* _Extracted records_:

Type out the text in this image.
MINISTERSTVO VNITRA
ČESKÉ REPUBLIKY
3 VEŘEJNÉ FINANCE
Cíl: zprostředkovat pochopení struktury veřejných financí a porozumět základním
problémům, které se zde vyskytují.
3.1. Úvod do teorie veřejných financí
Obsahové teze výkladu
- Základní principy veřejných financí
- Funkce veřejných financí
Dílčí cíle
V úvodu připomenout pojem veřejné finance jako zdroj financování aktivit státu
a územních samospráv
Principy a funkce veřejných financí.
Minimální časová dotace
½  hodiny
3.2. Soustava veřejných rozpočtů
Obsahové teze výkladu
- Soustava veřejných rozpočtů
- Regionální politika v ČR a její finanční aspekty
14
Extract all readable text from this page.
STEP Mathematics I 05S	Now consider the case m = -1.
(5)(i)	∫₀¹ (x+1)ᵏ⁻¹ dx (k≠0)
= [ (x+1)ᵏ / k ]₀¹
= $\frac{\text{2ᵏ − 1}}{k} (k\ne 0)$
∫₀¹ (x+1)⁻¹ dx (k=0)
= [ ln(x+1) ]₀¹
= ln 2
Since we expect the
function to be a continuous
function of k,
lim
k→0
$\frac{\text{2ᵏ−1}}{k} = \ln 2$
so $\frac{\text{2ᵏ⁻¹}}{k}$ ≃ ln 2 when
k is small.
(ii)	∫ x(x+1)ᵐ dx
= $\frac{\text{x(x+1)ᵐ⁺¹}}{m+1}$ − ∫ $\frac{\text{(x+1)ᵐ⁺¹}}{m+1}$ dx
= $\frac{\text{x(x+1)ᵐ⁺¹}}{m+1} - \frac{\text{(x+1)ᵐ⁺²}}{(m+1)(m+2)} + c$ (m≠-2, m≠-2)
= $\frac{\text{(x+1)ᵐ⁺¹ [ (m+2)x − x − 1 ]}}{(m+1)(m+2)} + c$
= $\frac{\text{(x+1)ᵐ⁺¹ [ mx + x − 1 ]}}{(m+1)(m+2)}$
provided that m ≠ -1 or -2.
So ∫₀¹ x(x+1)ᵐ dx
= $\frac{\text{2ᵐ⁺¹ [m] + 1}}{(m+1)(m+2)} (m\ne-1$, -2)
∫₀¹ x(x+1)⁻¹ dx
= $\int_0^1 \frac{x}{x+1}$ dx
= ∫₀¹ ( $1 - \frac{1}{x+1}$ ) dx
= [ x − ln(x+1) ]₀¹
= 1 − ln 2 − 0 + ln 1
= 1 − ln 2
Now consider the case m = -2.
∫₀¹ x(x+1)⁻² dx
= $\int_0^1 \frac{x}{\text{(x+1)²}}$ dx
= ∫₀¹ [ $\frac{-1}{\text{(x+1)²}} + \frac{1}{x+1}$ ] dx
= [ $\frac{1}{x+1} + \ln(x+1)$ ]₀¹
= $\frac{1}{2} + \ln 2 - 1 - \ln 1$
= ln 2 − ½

* _Set task_: Isolate the lines that hold the word "veřejných" and copy all of them.

* _Problem solution_:
Cíl: zprostředkovat pochopení struktury veřejných financí a porozumět základním
3.1. Úvod do teorie veřejných financí
- Základní principy veřejných financí
- Funkce veřejných financí
Principy a funkce veřejných financí.
3.2. Soustava veřejných rozpočtů
- Soustava veřejných rozpočtů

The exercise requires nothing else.